WORK TO DO
Your task is to copy each line that has the word "label".

Extracted data entries
○ ○ ○ ○ ○ ○ ○
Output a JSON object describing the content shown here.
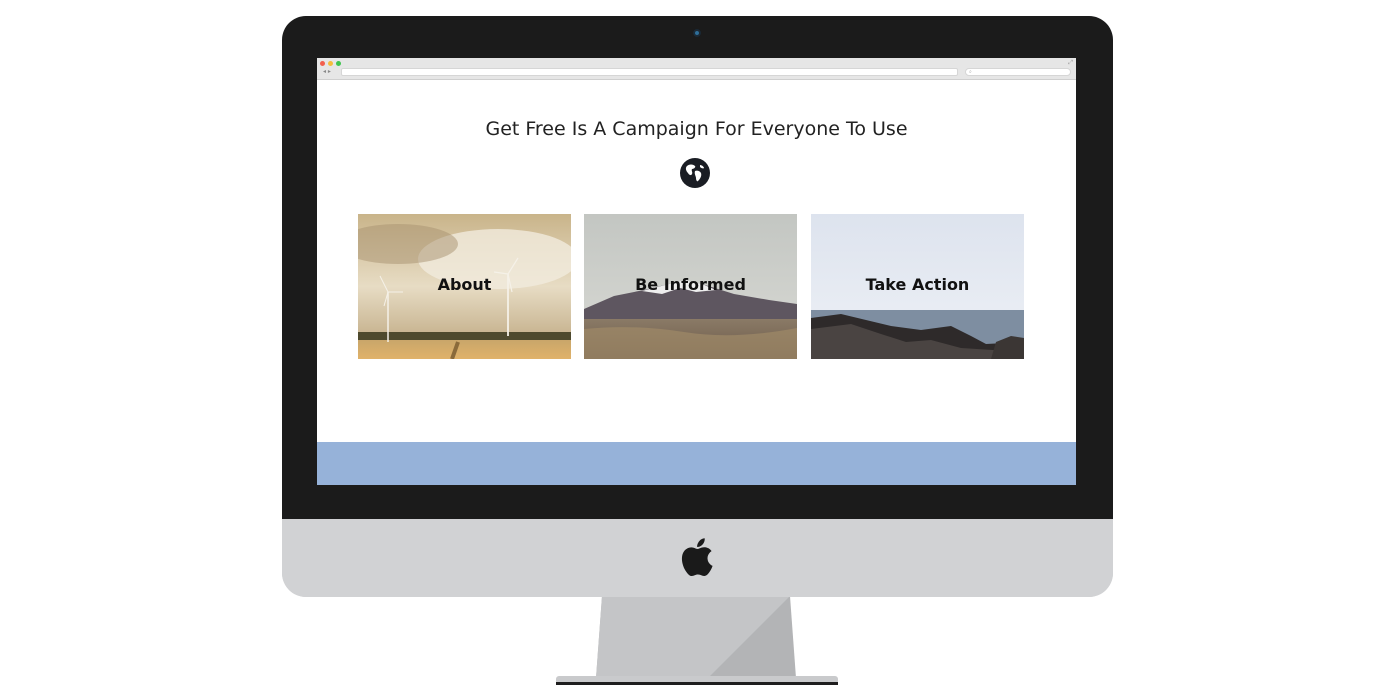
{
  "colors": {
    "bezel": "#1b1b1b",
    "chin": "#d1d2d4",
    "stand": "#b8b9bb",
    "footer_band": "#96b2d9",
    "headline_text": "#222222"
  },
  "browser": {
    "url": "",
    "search_placeholder": ""
  },
  "page": {
    "headline": "Get Free Is A Campaign For Everyone To Use",
    "cards": [
      {
        "label": "About",
        "image": "wind-turbines-field"
      },
      {
        "label": "Be Informed",
        "image": "snowy-mountain-plain"
      },
      {
        "label": "Take Action",
        "image": "rocky-shore-sea"
      }
    ]
  },
  "icons": {
    "globe": "globe-icon",
    "apple": "apple-logo-icon"
  }
}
○ ○ ○ ○ ○ ○ ○
RESULT BELOW
        "label": "About",
        "label": "Be Informed",
        "label": "Take Action",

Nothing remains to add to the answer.